_What you need to do:_
Determine the number of lines that contain the word "Intensity", then state that number and nothing more.
-- START Entries shown --
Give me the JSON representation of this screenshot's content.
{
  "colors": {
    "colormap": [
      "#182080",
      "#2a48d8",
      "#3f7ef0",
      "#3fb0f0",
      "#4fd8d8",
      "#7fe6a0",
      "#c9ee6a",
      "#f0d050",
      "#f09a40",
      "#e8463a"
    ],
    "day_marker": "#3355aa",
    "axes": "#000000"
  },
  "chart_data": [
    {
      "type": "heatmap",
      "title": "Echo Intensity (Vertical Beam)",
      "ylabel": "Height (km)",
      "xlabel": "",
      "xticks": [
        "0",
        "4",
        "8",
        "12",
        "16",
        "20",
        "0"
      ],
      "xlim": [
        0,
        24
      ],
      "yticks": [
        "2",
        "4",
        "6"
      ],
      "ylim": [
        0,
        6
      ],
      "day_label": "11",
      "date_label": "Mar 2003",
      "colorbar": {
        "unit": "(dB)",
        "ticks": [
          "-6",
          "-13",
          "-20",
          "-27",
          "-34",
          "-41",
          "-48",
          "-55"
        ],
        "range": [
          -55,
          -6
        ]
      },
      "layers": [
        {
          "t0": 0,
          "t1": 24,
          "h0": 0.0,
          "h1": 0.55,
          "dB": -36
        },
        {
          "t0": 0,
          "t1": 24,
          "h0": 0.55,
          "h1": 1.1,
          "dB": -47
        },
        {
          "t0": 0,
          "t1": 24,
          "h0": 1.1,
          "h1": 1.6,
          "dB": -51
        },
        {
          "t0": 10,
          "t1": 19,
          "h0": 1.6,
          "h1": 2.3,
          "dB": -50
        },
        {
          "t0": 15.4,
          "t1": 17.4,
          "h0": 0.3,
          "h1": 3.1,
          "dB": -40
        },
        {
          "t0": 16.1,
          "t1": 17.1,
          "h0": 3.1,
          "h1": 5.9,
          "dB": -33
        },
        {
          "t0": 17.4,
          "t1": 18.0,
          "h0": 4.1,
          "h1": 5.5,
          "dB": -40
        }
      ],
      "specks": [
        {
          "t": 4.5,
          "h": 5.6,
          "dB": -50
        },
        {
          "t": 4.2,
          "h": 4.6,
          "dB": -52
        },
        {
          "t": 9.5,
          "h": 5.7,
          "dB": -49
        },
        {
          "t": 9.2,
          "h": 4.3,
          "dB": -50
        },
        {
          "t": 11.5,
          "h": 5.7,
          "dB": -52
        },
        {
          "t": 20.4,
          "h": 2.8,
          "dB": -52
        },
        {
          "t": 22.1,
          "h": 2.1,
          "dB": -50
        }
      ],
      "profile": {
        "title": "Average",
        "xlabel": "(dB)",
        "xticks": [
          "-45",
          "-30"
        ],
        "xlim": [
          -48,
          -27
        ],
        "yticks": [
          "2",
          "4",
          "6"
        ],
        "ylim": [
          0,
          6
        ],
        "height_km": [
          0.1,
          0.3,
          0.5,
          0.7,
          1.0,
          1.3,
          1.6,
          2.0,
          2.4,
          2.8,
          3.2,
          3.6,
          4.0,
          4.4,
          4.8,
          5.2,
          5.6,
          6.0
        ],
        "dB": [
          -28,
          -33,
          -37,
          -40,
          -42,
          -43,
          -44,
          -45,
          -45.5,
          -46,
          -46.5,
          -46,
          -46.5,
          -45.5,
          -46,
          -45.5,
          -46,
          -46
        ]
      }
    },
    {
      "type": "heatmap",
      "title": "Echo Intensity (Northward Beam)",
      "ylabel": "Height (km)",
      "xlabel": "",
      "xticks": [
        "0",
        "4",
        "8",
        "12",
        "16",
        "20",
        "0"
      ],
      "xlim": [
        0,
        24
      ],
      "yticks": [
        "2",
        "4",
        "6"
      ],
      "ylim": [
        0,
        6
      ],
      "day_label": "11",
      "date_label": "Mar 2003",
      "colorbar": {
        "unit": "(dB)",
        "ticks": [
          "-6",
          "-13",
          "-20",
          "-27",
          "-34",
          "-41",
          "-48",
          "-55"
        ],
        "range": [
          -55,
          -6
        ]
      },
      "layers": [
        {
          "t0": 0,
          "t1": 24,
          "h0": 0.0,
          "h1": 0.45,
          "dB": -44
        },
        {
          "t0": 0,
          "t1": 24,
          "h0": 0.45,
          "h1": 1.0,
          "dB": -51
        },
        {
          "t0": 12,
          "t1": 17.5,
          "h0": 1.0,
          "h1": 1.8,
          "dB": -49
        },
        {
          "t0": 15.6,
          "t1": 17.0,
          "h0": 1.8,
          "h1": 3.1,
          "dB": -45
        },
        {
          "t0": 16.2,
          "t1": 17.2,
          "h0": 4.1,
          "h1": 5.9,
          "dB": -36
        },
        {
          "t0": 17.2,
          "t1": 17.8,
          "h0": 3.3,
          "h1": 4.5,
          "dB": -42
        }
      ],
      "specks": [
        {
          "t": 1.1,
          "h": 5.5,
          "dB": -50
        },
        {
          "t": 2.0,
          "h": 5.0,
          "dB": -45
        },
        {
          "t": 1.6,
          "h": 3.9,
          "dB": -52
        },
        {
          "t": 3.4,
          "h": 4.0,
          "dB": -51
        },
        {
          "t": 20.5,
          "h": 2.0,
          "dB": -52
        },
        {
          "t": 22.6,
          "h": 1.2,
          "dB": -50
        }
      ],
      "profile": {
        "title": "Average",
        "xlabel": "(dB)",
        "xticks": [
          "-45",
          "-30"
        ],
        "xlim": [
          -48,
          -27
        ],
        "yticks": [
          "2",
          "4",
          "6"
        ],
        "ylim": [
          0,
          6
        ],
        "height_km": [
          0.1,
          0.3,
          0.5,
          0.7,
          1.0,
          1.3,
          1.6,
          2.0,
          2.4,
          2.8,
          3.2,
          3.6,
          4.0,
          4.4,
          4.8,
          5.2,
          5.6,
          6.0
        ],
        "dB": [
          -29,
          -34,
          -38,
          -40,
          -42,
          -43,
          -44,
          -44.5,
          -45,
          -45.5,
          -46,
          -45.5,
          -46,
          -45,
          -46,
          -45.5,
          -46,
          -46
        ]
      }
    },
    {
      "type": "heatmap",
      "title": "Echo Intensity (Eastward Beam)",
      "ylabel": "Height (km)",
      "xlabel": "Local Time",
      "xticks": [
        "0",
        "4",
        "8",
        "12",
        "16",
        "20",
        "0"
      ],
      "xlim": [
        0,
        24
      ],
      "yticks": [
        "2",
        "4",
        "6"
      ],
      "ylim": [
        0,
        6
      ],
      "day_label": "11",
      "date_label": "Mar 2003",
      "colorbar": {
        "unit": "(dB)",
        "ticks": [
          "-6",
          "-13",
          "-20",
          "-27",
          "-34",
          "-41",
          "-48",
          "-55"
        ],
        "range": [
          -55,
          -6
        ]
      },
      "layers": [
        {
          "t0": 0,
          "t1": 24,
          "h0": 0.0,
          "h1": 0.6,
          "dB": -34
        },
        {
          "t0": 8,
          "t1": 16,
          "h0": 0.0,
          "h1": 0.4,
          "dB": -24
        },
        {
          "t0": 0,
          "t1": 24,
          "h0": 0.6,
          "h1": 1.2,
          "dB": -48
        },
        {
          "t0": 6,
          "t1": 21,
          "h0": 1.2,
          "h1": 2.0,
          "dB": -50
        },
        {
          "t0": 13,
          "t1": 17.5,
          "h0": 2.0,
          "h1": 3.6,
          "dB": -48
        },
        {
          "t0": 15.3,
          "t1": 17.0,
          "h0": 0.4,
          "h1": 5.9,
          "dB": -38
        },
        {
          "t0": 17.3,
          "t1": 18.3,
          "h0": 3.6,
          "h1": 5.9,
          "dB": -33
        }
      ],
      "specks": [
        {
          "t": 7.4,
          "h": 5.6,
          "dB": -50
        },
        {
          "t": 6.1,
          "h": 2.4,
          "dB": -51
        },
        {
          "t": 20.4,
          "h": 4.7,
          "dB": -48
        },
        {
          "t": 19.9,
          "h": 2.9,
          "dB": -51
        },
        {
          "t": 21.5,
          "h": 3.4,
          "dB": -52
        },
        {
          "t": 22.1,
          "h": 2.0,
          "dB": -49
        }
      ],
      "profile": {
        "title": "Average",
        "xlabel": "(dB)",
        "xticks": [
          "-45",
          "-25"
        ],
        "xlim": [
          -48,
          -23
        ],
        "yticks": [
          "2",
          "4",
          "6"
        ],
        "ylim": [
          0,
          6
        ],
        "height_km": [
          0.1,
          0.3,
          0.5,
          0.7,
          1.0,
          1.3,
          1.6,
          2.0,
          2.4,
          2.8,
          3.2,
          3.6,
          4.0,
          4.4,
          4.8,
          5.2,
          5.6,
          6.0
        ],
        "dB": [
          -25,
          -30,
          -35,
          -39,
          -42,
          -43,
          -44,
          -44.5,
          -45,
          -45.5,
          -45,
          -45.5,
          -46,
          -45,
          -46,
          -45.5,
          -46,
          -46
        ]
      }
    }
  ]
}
-- END Entries shown --
_Reply to the task:_
3